• **Items**
════════════════════

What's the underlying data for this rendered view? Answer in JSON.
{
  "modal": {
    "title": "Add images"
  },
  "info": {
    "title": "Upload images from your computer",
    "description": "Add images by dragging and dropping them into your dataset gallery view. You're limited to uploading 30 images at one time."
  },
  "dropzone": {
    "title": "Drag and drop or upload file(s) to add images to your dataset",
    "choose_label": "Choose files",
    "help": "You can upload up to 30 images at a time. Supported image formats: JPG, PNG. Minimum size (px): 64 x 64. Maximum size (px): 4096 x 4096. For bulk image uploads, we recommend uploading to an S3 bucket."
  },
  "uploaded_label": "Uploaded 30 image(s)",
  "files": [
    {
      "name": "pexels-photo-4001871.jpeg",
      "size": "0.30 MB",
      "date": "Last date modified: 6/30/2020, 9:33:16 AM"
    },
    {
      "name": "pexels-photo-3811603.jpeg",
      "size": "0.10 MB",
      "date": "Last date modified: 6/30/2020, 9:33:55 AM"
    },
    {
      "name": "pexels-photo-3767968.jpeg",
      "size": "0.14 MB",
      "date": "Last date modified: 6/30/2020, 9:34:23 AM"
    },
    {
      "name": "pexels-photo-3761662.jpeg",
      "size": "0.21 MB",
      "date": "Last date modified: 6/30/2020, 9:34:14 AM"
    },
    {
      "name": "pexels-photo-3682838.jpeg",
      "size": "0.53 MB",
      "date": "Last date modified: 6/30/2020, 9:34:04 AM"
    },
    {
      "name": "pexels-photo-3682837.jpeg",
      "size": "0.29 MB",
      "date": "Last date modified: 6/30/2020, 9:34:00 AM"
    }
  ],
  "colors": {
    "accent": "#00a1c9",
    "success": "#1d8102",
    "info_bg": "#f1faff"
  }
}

════════════════════

• **Written exercise**
Take the data above and return it exactly.

• **Task answer**
What's the underlying data for this rendered view? Answer in JSON.
{
  "modal": {
    "title": "Add images"
  },
  "info": {
    "title": "Upload images from your computer",
    "description": "Add images by dragging and dropping them into your dataset gallery view. You're limited to uploading 30 images at one time."
  },
  "dropzone": {
    "title": "Drag and drop or upload file(s) to add images to your dataset",
    "choose_label": "Choose files",
    "help": "You can upload up to 30 images at a time. Supported image formats: JPG, PNG. Minimum size (px): 64 x 64. Maximum size (px): 4096 x 4096. For bulk image uploads, we recommend uploading to an S3 bucket."
  },
  "uploaded_label": "Uploaded 30 image(s)",
  "files": [
    {
      "name": "pexels-photo-4001871.jpeg",
      "size": "0.30 MB",
      "date": "Last date modified: 6/30/2020, 9:33:16 AM"
    },
    {
      "name": "pexels-photo-3811603.jpeg",
      "size": "0.10 MB",
      "date": "Last date modified: 6/30/2020, 9:33:55 AM"
    },
    {
      "name": "pexels-photo-3767968.jpeg",
      "size": "0.14 MB",
      "date": "Last date modified: 6/30/2020, 9:34:23 AM"
    },
    {
      "name": "pexels-photo-3761662.jpeg",
      "size": "0.21 MB",
      "date": "Last date modified: 6/30/2020, 9:34:14 AM"
    },
    {
      "name": "pexels-photo-3682838.jpeg",
      "size": "0.53 MB",
      "date": "Last date modified: 6/30/2020, 9:34:04 AM"
    },
    {
      "name": "pexels-photo-3682837.jpeg",
      "size": "0.29 MB",
      "date": "Last date modified: 6/30/2020, 9:34:00 AM"
    }
  ],
  "colors": {
    "accent": "#00a1c9",
    "success": "#1d8102",
    "info_bg": "#f1faff"
  }
}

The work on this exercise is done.